• TASK PROMPT
Gather from the listing below each line that includes the word "series", and copy it.
#####
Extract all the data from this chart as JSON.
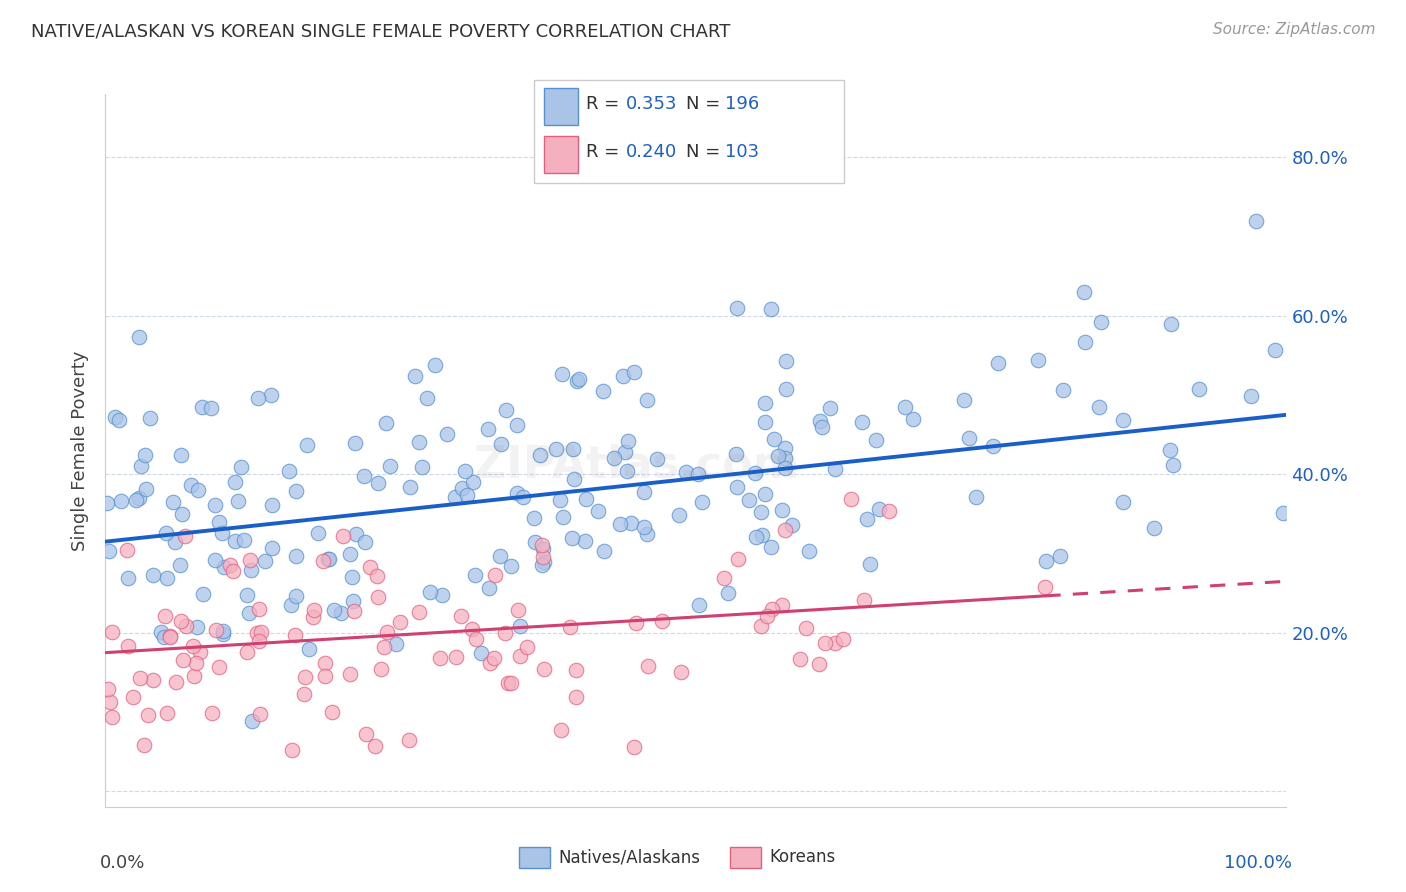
{
  "title": "NATIVE/ALASKAN VS KOREAN SINGLE FEMALE POVERTY CORRELATION CHART",
  "source": "Source: ZipAtlas.com",
  "ylabel": "Single Female Poverty",
  "native_color": "#aac4e8",
  "korean_color": "#f5b0c0",
  "native_edge_color": "#5590d0",
  "korean_edge_color": "#e06080",
  "native_line_color": "#1a5fc8",
  "korean_line_color": "#d04070",
  "background_color": "#ffffff",
  "grid_color": "#c8d4e8",
  "title_color": "#333333",
  "source_color": "#999999",
  "blue_text_color": "#2060c0",
  "native_R": 0.353,
  "native_N": 196,
  "korean_R": 0.24,
  "korean_N": 103,
  "xlim": [
    0.0,
    1.0
  ],
  "ylim": [
    -0.02,
    0.88
  ],
  "seed": 12345,
  "native_intercept": 0.315,
  "native_slope": 0.16,
  "korean_intercept": 0.175,
  "korean_slope": 0.09
}
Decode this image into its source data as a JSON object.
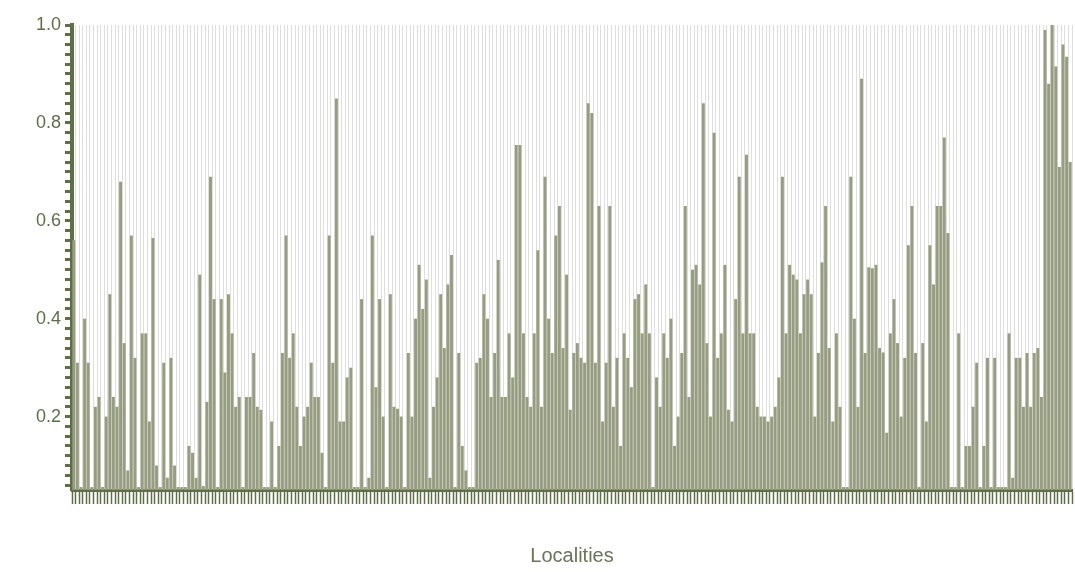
{
  "chart_data": {
    "type": "bar",
    "xlabel": "Localities",
    "color": "#979e80",
    "grid": "x",
    "ylim": [
      0.05,
      1.0
    ],
    "yticks": [
      {
        "value": 0.06,
        "label": null
      },
      {
        "value": 0.08,
        "label": null
      },
      {
        "value": 0.1,
        "label": null
      },
      {
        "value": 0.12,
        "label": null
      },
      {
        "value": 0.14,
        "label": null
      },
      {
        "value": 0.16,
        "label": null
      },
      {
        "value": 0.18,
        "label": null
      },
      0.2,
      {
        "value": 0.22,
        "label": null
      },
      {
        "value": 0.24,
        "label": null
      },
      {
        "value": 0.26,
        "label": null
      },
      {
        "value": 0.28,
        "label": null
      },
      {
        "value": 0.3,
        "label": null
      },
      {
        "value": 0.32,
        "label": null
      },
      {
        "value": 0.34,
        "label": null
      },
      {
        "value": 0.36,
        "label": null
      },
      {
        "value": 0.38,
        "label": null
      },
      0.4,
      {
        "value": 0.42,
        "label": null
      },
      {
        "value": 0.44,
        "label": null
      },
      {
        "value": 0.46,
        "label": null
      },
      {
        "value": 0.48,
        "label": null
      },
      {
        "value": 0.5,
        "label": null
      },
      {
        "value": 0.52,
        "label": null
      },
      {
        "value": 0.54,
        "label": null
      },
      {
        "value": 0.56,
        "label": null
      },
      {
        "value": 0.58,
        "label": null
      },
      0.6,
      {
        "value": 0.62,
        "label": null
      },
      {
        "value": 0.64,
        "label": null
      },
      {
        "value": 0.66,
        "label": null
      },
      {
        "value": 0.68,
        "label": null
      },
      {
        "value": 0.7,
        "label": null
      },
      {
        "value": 0.72,
        "label": null
      },
      {
        "value": 0.74,
        "label": null
      },
      {
        "value": 0.76,
        "label": null
      },
      {
        "value": 0.78,
        "label": null
      },
      0.8,
      {
        "value": 0.82,
        "label": null
      },
      {
        "value": 0.84,
        "label": null
      },
      {
        "value": 0.86,
        "label": null
      },
      {
        "value": 0.88,
        "label": null
      },
      {
        "value": 0.9,
        "label": null
      },
      {
        "value": 0.92,
        "label": null
      },
      {
        "value": 0.94,
        "label": null
      },
      {
        "value": 0.96,
        "label": null
      },
      {
        "value": 0.98,
        "label": null
      },
      {
        "value": 1.0,
        "label": "1.0"
      }
    ],
    "values": [
      0.56,
      0.31,
      0.056,
      0.4,
      0.31,
      0.056,
      0.22,
      0.24,
      0.056,
      0.2,
      0.45,
      0.24,
      0.22,
      0.68,
      0.35,
      0.09,
      0.57,
      0.32,
      0.056,
      0.37,
      0.37,
      0.19,
      0.565,
      0.1,
      0.056,
      0.31,
      0.075,
      0.32,
      0.1,
      0.056,
      0.056,
      0.056,
      0.14,
      0.126,
      0.075,
      0.49,
      0.058,
      0.23,
      0.69,
      0.44,
      0.056,
      0.44,
      0.29,
      0.45,
      0.37,
      0.22,
      0.24,
      0.056,
      0.24,
      0.24,
      0.33,
      0.22,
      0.214,
      0.056,
      0.056,
      0.19,
      0.056,
      0.14,
      0.33,
      0.57,
      0.32,
      0.37,
      0.22,
      0.14,
      0.2,
      0.22,
      0.31,
      0.24,
      0.24,
      0.126,
      0.056,
      0.57,
      0.31,
      0.85,
      0.19,
      0.19,
      0.28,
      0.3,
      0.056,
      0.056,
      0.44,
      0.056,
      0.075,
      0.57,
      0.26,
      0.44,
      0.2,
      0.056,
      0.45,
      0.22,
      0.216,
      0.2,
      0.056,
      0.33,
      0.2,
      0.4,
      0.51,
      0.42,
      0.48,
      0.075,
      0.22,
      0.28,
      0.45,
      0.34,
      0.47,
      0.53,
      0.056,
      0.33,
      0.14,
      0.09,
      0.056,
      0.056,
      0.31,
      0.32,
      0.45,
      0.4,
      0.24,
      0.33,
      0.52,
      0.24,
      0.24,
      0.37,
      0.28,
      0.755,
      0.755,
      0.37,
      0.24,
      0.22,
      0.37,
      0.54,
      0.22,
      0.69,
      0.4,
      0.33,
      0.57,
      0.63,
      0.34,
      0.49,
      0.214,
      0.33,
      0.35,
      0.32,
      0.31,
      0.84,
      0.82,
      0.31,
      0.63,
      0.19,
      0.31,
      0.63,
      0.22,
      0.32,
      0.14,
      0.37,
      0.32,
      0.26,
      0.44,
      0.45,
      0.37,
      0.47,
      0.37,
      0.056,
      0.28,
      0.22,
      0.37,
      0.32,
      0.4,
      0.14,
      0.2,
      0.33,
      0.63,
      0.24,
      0.5,
      0.51,
      0.47,
      0.84,
      0.35,
      0.2,
      0.78,
      0.32,
      0.37,
      0.51,
      0.214,
      0.19,
      0.44,
      0.69,
      0.37,
      0.735,
      0.37,
      0.37,
      0.22,
      0.2,
      0.2,
      0.19,
      0.2,
      0.22,
      0.28,
      0.69,
      0.37,
      0.51,
      0.49,
      0.48,
      0.37,
      0.45,
      0.48,
      0.45,
      0.2,
      0.33,
      0.515,
      0.63,
      0.34,
      0.19,
      0.37,
      0.22,
      0.056,
      0.056,
      0.69,
      0.4,
      0.22,
      0.89,
      0.33,
      0.505,
      0.503,
      0.51,
      0.34,
      0.331,
      0.167,
      0.37,
      0.44,
      0.35,
      0.2,
      0.32,
      0.55,
      0.63,
      0.33,
      0.056,
      0.35,
      0.19,
      0.55,
      0.47,
      0.63,
      0.63,
      0.77,
      0.575,
      0.056,
      0.056,
      0.37,
      0.056,
      0.14,
      0.14,
      0.22,
      0.31,
      0.056,
      0.14,
      0.32,
      0.056,
      0.32,
      0.056,
      0.056,
      0.056,
      0.37,
      0.075,
      0.32,
      0.32,
      0.22,
      0.33,
      0.22,
      0.33,
      0.34,
      0.24,
      0.99,
      0.88,
      1.0,
      0.915,
      0.71,
      0.96,
      0.935,
      0.72
    ],
    "categories": [
      null,
      null,
      null,
      null,
      null,
      null,
      null,
      null,
      null,
      null,
      null,
      null,
      null,
      null,
      null,
      null,
      null,
      null,
      null,
      null,
      null,
      null,
      null,
      null,
      null,
      null,
      null,
      null,
      null,
      null,
      null,
      null,
      null,
      null,
      null,
      null,
      null,
      null,
      null,
      null,
      null,
      null,
      null,
      null,
      null,
      null,
      null,
      null,
      null,
      null,
      null,
      null,
      null,
      null,
      null,
      null,
      null,
      null,
      null,
      null,
      null,
      null,
      null,
      null,
      null,
      null,
      null,
      null,
      null,
      null,
      null,
      null,
      null,
      null,
      null,
      null,
      null,
      null,
      null,
      null,
      null,
      null,
      null,
      null,
      null,
      null,
      null,
      null,
      null,
      null,
      null,
      null,
      null,
      null,
      null,
      null,
      null,
      null,
      null,
      null,
      null,
      null,
      null,
      null,
      null,
      null,
      null,
      null,
      null,
      null,
      null,
      null,
      null,
      null,
      null,
      null,
      null,
      null,
      null,
      null,
      null,
      null,
      null,
      null,
      null,
      null,
      null,
      null,
      null,
      null,
      null,
      null,
      null,
      null,
      null,
      null,
      null,
      null,
      null,
      null,
      null,
      null,
      null,
      null,
      null,
      null,
      null,
      null,
      null,
      null,
      null,
      null,
      null,
      null,
      null,
      null,
      null,
      null,
      null,
      null,
      null,
      null,
      null,
      null,
      null,
      null,
      null,
      null,
      null,
      null,
      null,
      null,
      null,
      null,
      null,
      null,
      null,
      null,
      null,
      null,
      null,
      null,
      null,
      null,
      null,
      null,
      null,
      null,
      null,
      null,
      null,
      null,
      null,
      null,
      null,
      null,
      null,
      null,
      null,
      null,
      null,
      null,
      null,
      null,
      null,
      null,
      null,
      null,
      null,
      null,
      null,
      null,
      null,
      null,
      null,
      null,
      null,
      null,
      null,
      null,
      null,
      null,
      null,
      null,
      null,
      null,
      null,
      null,
      null,
      null,
      null,
      null,
      null,
      null,
      null,
      null,
      null,
      null,
      null,
      null,
      null,
      null,
      null,
      null,
      null,
      null,
      null,
      null,
      null,
      null,
      null,
      null,
      null,
      null,
      null,
      null,
      null,
      null,
      null,
      null,
      null,
      null,
      null,
      null,
      null,
      null,
      null,
      null,
      null,
      null,
      null,
      null,
      null,
      null,
      null,
      null,
      null,
      null
    ]
  }
}
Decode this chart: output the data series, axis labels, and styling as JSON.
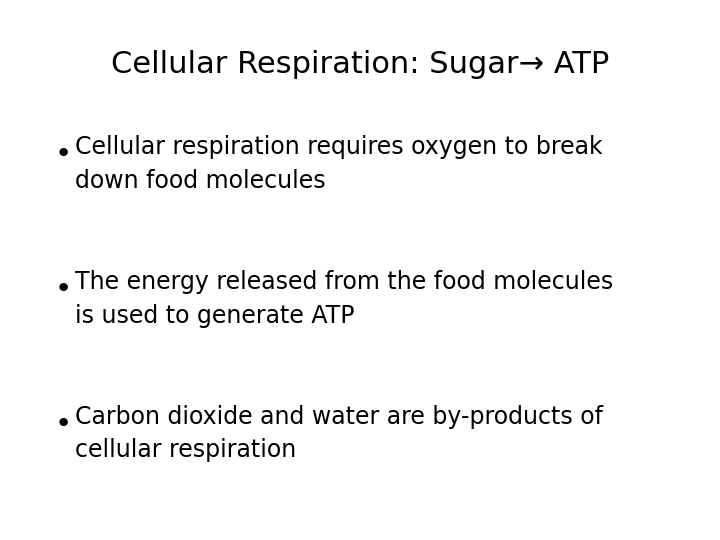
{
  "title_text": "Cellular Respiration: Sugar→ ATP",
  "bullet1": "Cellular respiration requires oxygen to break\ndown food molecules",
  "bullet2": "The energy released from the food molecules\nis used to generate ATP",
  "bullet3": "Carbon dioxide and water are by-products of\ncellular respiration",
  "bg_color": "#ffffff",
  "text_color": "#000000",
  "title_fontsize": 22,
  "bullet_fontsize": 17,
  "bullet_symbol": "•"
}
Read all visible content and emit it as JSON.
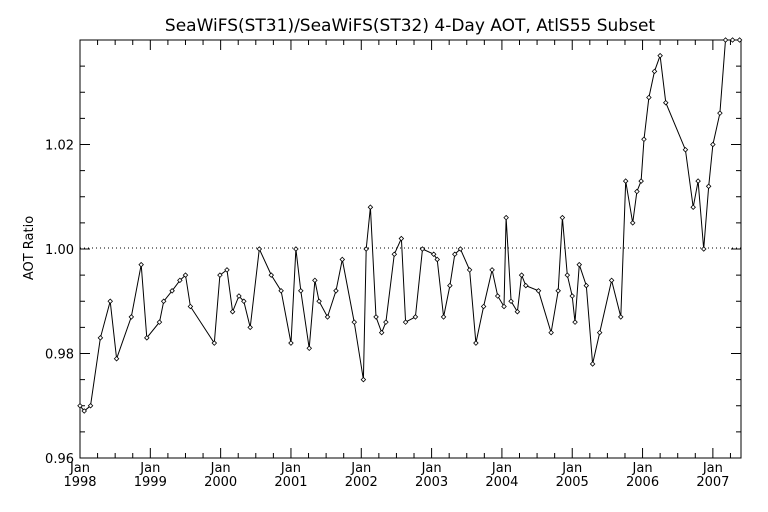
{
  "chart_data": {
    "type": "line",
    "title": "SeaWiFS(ST31)/SeaWiFS(ST32) 4-Day AOT, AtlS55 Subset",
    "xlabel": "",
    "ylabel": "AOT Ratio",
    "xlim": [
      1998.0,
      2007.4
    ],
    "ylim": [
      0.96,
      1.04
    ],
    "reference_line": 1.0,
    "grid": false,
    "y_ticks": [
      0.96,
      0.98,
      1.0,
      1.02
    ],
    "y_tick_labels": [
      "0.96",
      "0.98",
      "1.00",
      "1.02"
    ],
    "x_ticks": [
      {
        "month": "Jan",
        "year": "1998",
        "value": 1998
      },
      {
        "month": "Jan",
        "year": "1999",
        "value": 1999
      },
      {
        "month": "Jan",
        "year": "2000",
        "value": 2000
      },
      {
        "month": "Jan",
        "year": "2001",
        "value": 2001
      },
      {
        "month": "Jan",
        "year": "2002",
        "value": 2002
      },
      {
        "month": "Jan",
        "year": "2003",
        "value": 2003
      },
      {
        "month": "Jan",
        "year": "2004",
        "value": 2004
      },
      {
        "month": "Jan",
        "year": "2005",
        "value": 2005
      },
      {
        "month": "Jan",
        "year": "2006",
        "value": 2006
      },
      {
        "month": "Jan",
        "year": "2007",
        "value": 2007
      }
    ],
    "series": [
      {
        "x": [
          1998.0,
          1998.06,
          1998.15,
          1998.29,
          1998.43,
          1998.52,
          1998.73,
          1998.87,
          1998.95,
          1999.13,
          1999.19,
          1999.31,
          1999.42,
          1999.5,
          1999.57,
          1999.91,
          1999.99,
          2000.09,
          2000.17,
          2000.26,
          2000.33,
          2000.42,
          2000.55,
          2000.72,
          2000.86,
          2001.0,
          2001.07,
          2001.14,
          2001.26,
          2001.34,
          2001.4,
          2001.52,
          2001.64,
          2001.73,
          2001.9,
          2002.03,
          2002.07,
          2002.13,
          2002.21,
          2002.29,
          2002.35,
          2002.47,
          2002.57,
          2002.63,
          2002.77,
          2002.87,
          2003.03,
          2003.08,
          2003.17,
          2003.26,
          2003.33,
          2003.41,
          2003.54,
          2003.63,
          2003.74,
          2003.86,
          2003.94,
          2004.03,
          2004.06,
          2004.13,
          2004.22,
          2004.28,
          2004.34,
          2004.52,
          2004.7,
          2004.8,
          2004.86,
          2004.93,
          2005.0,
          2005.04,
          2005.1,
          2005.2,
          2005.29,
          2005.39,
          2005.56,
          2005.69,
          2005.76,
          2005.86,
          2005.92,
          2005.98,
          2006.02,
          2006.09,
          2006.17,
          2006.25,
          2006.33,
          2006.61,
          2006.72,
          2006.79,
          2006.87,
          2006.94,
          2007.0,
          2007.1,
          2007.18,
          2007.28,
          2007.38
        ],
        "y": [
          0.97,
          0.969,
          0.97,
          0.983,
          0.99,
          0.979,
          0.987,
          0.997,
          0.983,
          0.986,
          0.99,
          0.992,
          0.994,
          0.995,
          0.989,
          0.982,
          0.995,
          0.996,
          0.988,
          0.991,
          0.99,
          0.985,
          1.0,
          0.995,
          0.992,
          0.982,
          1.0,
          0.992,
          0.981,
          0.994,
          0.99,
          0.987,
          0.992,
          0.998,
          0.986,
          0.975,
          1.0,
          1.008,
          0.987,
          0.984,
          0.986,
          0.999,
          1.002,
          0.986,
          0.987,
          1.0,
          0.999,
          0.998,
          0.987,
          0.993,
          0.999,
          1.0,
          0.996,
          0.982,
          0.989,
          0.996,
          0.991,
          0.989,
          1.006,
          0.99,
          0.988,
          0.995,
          0.993,
          0.992,
          0.984,
          0.992,
          1.006,
          0.995,
          0.991,
          0.986,
          0.997,
          0.993,
          0.978,
          0.984,
          0.994,
          0.987,
          1.013,
          1.005,
          1.011,
          1.013,
          1.021,
          1.029,
          1.034,
          1.037,
          1.028,
          1.019,
          1.008,
          1.013,
          1.0,
          1.012,
          1.02,
          1.026,
          1.04,
          1.04,
          1.04
        ]
      }
    ]
  }
}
#####
• TASK OUTPUT
Decode this chart: output the data series, axis labels, and styling as JSON.
    "series": [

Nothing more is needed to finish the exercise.